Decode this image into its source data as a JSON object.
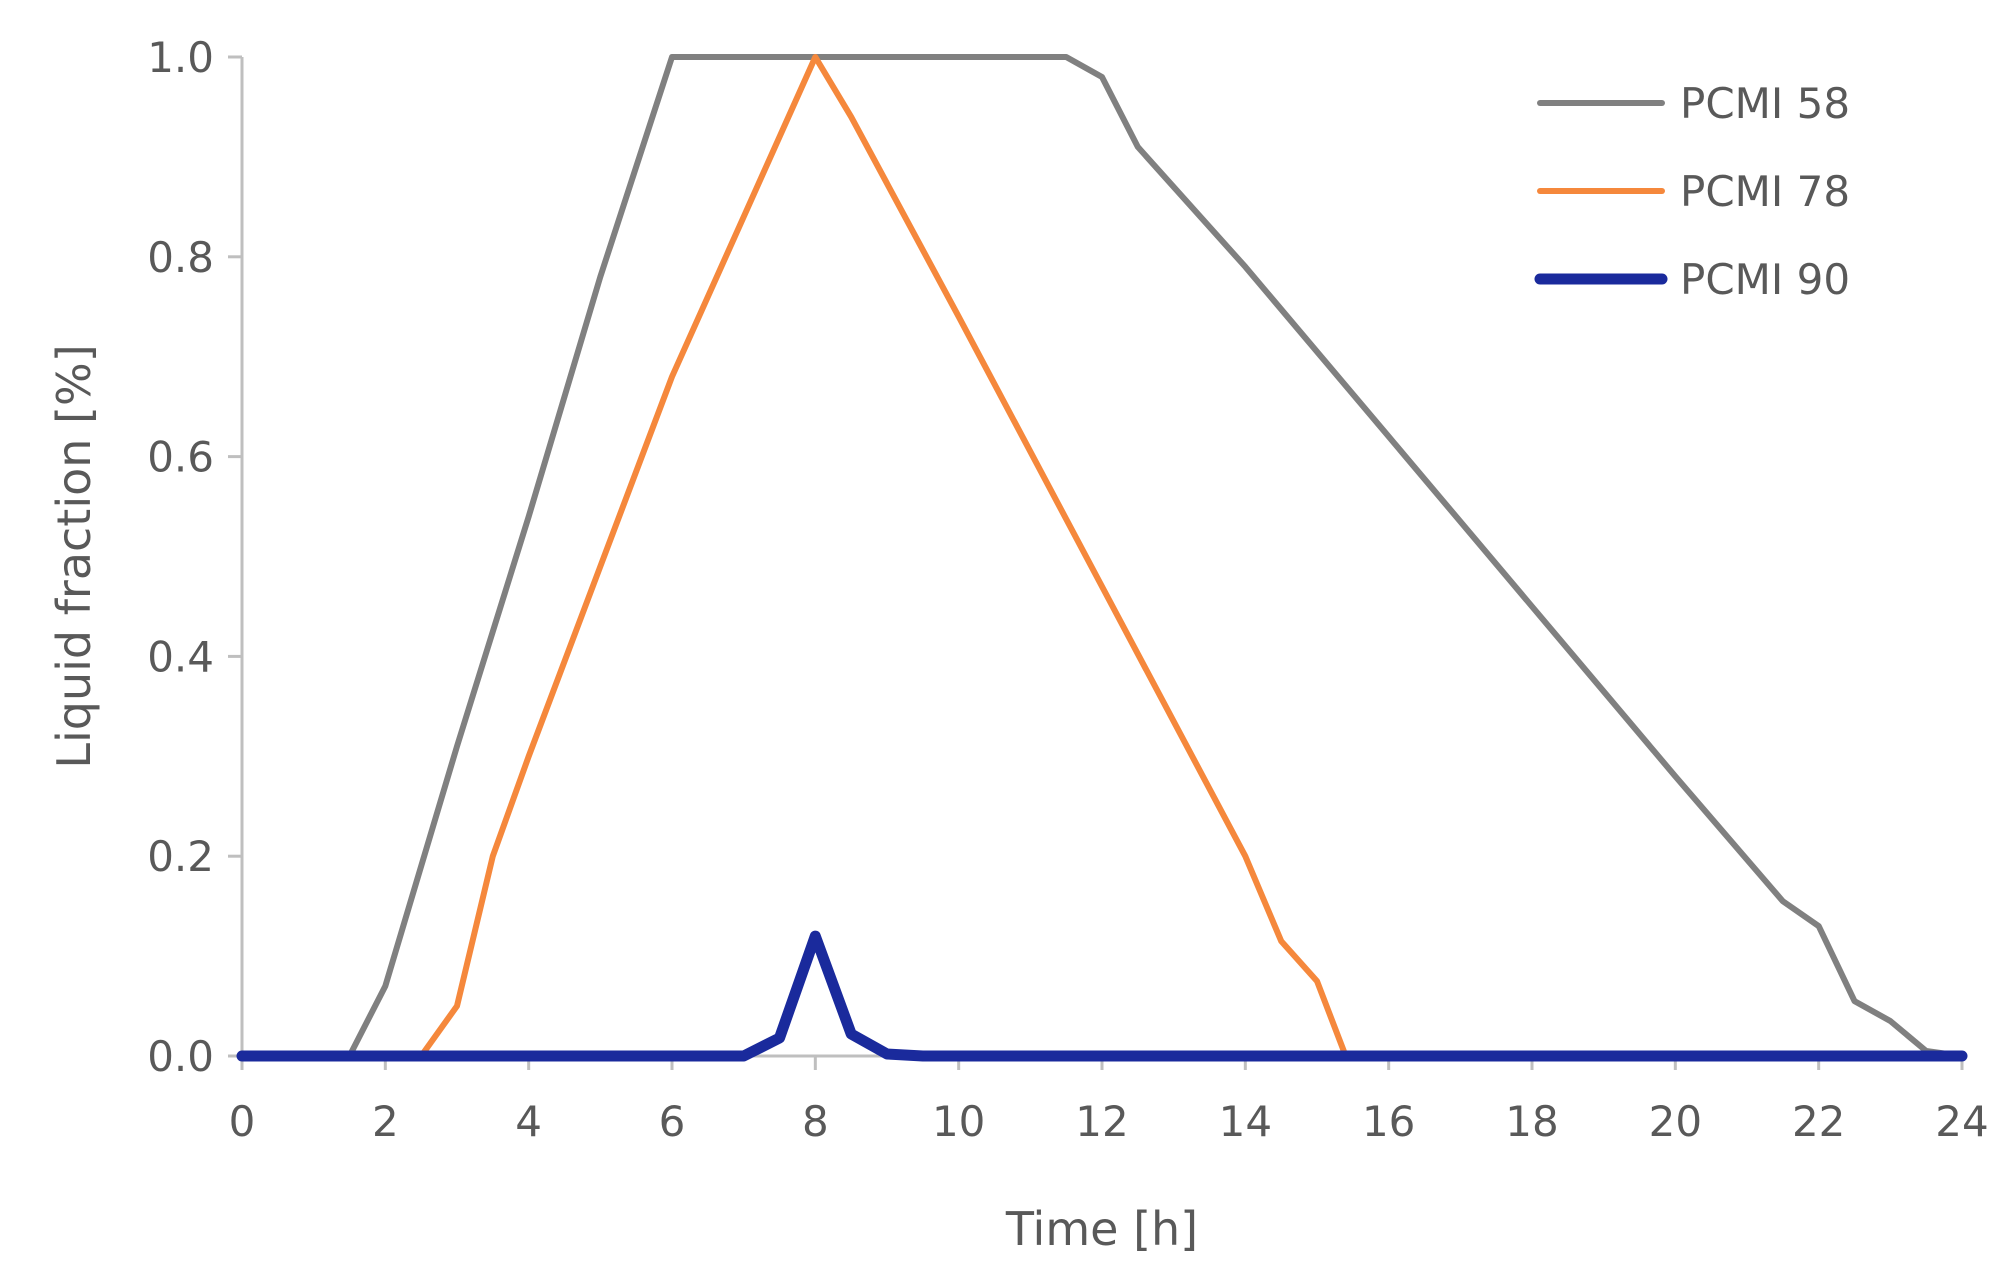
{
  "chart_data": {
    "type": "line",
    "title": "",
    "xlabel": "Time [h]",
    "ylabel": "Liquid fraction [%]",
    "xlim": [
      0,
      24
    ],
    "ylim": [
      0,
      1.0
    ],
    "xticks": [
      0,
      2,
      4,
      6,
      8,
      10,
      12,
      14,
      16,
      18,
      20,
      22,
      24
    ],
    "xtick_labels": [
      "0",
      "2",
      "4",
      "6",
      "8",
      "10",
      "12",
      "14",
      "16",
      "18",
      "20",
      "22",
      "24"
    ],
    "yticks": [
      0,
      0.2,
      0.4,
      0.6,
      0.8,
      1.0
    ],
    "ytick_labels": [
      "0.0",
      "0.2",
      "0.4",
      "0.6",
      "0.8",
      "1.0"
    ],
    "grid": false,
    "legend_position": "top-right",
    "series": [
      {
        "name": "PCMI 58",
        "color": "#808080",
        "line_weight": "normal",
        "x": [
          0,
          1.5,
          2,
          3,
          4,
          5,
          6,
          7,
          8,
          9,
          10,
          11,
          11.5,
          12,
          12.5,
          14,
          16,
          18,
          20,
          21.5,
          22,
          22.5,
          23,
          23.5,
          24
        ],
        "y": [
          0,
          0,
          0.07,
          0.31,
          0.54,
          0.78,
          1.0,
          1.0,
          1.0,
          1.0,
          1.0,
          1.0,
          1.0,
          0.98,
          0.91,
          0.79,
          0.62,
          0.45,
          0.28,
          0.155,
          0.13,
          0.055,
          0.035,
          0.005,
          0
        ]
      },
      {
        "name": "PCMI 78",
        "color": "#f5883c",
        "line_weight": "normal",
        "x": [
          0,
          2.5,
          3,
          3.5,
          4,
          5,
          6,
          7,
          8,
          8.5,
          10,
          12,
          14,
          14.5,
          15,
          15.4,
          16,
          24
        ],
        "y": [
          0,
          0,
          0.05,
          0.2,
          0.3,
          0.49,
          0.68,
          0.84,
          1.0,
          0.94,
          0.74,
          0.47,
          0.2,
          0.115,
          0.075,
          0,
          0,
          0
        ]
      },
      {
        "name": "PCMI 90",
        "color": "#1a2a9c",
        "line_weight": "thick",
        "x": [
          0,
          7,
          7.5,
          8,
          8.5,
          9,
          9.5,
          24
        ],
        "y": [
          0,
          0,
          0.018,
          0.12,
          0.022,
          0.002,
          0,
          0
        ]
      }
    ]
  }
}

· · · ·

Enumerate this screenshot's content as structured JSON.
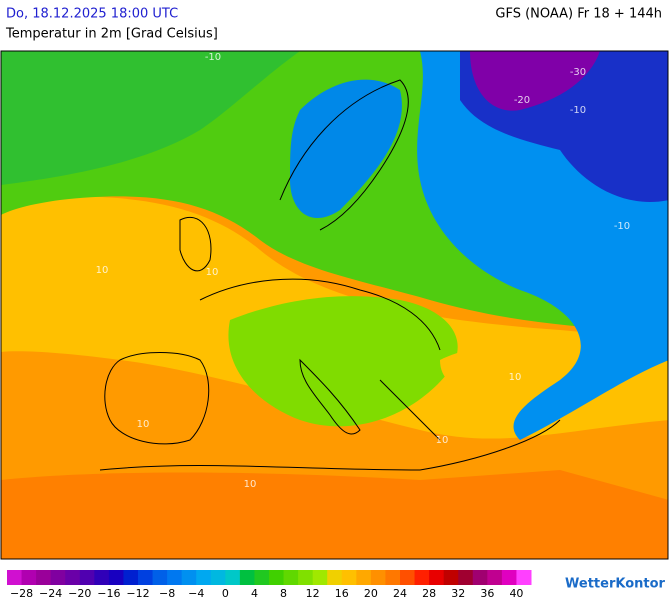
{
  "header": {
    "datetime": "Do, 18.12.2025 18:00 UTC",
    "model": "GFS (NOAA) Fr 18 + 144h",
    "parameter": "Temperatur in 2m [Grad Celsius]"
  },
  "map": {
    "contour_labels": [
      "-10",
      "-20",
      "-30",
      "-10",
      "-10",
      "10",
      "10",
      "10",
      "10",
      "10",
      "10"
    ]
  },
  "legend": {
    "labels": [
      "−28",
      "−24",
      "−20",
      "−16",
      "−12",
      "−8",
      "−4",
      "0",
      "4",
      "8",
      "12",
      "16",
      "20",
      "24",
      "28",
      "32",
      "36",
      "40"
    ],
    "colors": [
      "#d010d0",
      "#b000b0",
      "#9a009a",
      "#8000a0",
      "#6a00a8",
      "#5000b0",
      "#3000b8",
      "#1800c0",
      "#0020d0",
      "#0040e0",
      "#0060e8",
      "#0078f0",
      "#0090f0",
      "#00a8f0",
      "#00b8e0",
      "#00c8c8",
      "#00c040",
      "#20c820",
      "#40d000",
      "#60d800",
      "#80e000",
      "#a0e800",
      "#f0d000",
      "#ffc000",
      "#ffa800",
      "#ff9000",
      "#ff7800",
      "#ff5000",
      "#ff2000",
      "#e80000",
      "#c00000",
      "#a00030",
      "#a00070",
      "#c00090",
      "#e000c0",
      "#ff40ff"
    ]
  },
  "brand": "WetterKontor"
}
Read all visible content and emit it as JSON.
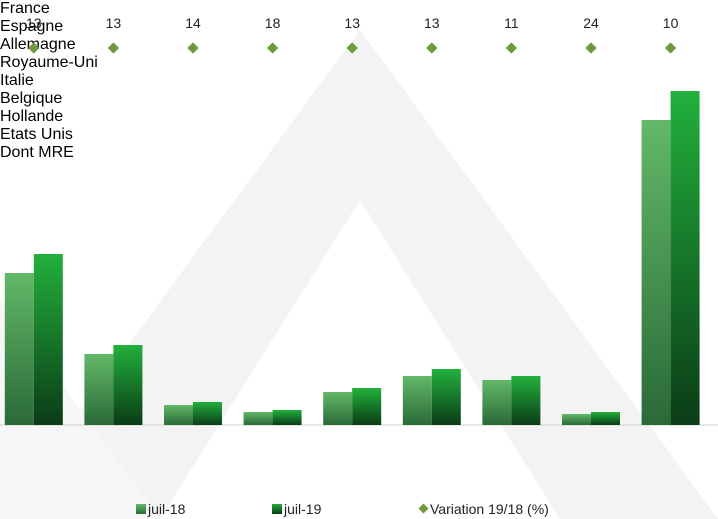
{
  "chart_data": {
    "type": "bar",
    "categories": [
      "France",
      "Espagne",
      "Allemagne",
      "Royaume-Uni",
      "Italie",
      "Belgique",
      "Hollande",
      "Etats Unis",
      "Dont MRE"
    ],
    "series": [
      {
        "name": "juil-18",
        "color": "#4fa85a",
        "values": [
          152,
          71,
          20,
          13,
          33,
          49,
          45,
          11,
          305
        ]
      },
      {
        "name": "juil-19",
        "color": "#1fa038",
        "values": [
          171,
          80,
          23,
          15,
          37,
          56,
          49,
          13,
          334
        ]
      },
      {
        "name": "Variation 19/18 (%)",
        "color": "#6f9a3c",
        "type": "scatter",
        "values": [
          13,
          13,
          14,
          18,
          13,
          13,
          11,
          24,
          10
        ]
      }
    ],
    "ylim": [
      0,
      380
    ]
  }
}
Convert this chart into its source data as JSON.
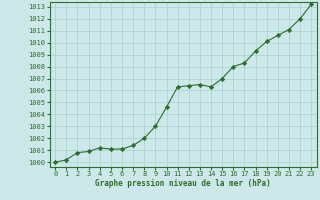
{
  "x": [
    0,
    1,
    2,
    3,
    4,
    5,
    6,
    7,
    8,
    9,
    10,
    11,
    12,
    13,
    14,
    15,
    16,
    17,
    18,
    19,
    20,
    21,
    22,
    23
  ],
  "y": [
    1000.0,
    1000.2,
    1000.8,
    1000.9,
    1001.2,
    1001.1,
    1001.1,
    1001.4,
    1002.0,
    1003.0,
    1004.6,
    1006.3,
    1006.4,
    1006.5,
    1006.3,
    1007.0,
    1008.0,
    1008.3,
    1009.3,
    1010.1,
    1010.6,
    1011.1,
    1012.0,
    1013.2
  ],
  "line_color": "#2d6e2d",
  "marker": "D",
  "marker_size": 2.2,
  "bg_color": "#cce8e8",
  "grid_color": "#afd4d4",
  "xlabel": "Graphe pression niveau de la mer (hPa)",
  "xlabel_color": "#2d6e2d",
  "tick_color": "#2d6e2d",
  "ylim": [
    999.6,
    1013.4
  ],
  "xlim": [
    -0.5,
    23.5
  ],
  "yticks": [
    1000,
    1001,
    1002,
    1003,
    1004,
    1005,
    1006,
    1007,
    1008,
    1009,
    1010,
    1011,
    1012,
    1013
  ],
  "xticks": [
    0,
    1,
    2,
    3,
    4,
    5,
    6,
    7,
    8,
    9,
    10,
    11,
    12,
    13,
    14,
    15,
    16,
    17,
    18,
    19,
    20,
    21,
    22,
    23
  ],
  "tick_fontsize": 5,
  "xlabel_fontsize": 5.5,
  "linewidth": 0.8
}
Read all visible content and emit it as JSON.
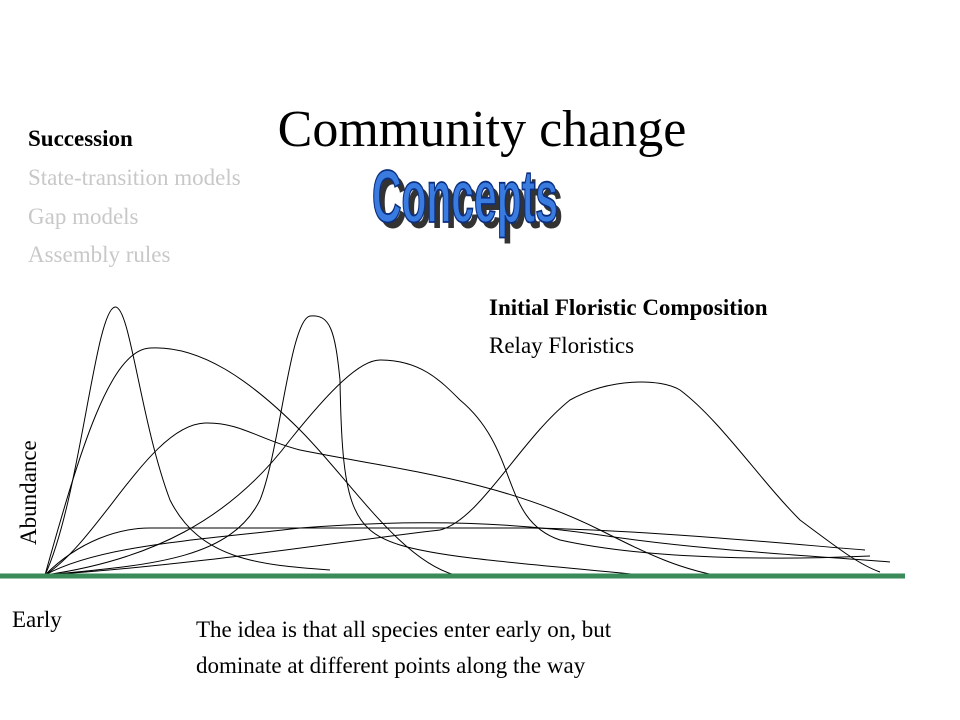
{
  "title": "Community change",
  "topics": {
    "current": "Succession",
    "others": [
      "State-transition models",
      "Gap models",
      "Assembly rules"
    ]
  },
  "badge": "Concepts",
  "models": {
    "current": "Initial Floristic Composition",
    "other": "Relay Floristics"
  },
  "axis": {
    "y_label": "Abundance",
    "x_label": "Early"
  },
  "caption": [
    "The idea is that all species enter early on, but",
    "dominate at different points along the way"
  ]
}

· · · ·

Directions for this task ->
Show every line that contains the word "into".

Correct result ->
Decode this image into its source data as a JSON object.
Convert this chart into its source data as JSON.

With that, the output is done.